Look through the material below. Copy each line that contains the string "Color".

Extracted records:
────────────────────
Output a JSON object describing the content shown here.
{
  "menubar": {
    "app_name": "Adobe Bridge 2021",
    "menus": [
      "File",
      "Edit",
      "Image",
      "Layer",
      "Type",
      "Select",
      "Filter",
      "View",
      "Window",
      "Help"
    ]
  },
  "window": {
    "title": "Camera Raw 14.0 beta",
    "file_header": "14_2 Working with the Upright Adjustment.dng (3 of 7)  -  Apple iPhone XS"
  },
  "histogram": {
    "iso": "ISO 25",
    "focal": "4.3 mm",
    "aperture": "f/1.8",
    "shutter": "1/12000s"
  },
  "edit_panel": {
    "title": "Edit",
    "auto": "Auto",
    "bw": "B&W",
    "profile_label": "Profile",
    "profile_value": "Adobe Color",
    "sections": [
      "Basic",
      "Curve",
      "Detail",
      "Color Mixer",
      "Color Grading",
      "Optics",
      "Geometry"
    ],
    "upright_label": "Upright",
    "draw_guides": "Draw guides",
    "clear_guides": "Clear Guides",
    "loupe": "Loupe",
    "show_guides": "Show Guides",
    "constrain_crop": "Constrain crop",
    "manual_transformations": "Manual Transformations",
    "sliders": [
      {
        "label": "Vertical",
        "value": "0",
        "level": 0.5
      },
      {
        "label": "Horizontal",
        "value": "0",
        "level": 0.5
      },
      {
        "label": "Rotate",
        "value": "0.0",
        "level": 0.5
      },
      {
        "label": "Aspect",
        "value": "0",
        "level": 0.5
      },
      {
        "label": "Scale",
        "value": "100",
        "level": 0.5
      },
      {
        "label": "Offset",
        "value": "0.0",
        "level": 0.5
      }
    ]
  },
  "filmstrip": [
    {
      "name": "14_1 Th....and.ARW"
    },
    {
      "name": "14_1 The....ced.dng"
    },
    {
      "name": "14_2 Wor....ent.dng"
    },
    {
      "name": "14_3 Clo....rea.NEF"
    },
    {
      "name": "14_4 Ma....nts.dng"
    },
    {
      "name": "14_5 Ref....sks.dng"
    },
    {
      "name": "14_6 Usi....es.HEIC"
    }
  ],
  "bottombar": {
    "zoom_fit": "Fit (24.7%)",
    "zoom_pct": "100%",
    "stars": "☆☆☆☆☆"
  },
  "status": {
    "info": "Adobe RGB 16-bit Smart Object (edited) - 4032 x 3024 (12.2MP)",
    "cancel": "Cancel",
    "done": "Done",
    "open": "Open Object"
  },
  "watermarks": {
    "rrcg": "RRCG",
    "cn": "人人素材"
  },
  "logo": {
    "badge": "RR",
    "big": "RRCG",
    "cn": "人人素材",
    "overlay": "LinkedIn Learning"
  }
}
────────────────────
▶ SOLVED EXERCISE
    "profile_value": "Adobe Color",
      "Color Mixer",
      "Color Grading",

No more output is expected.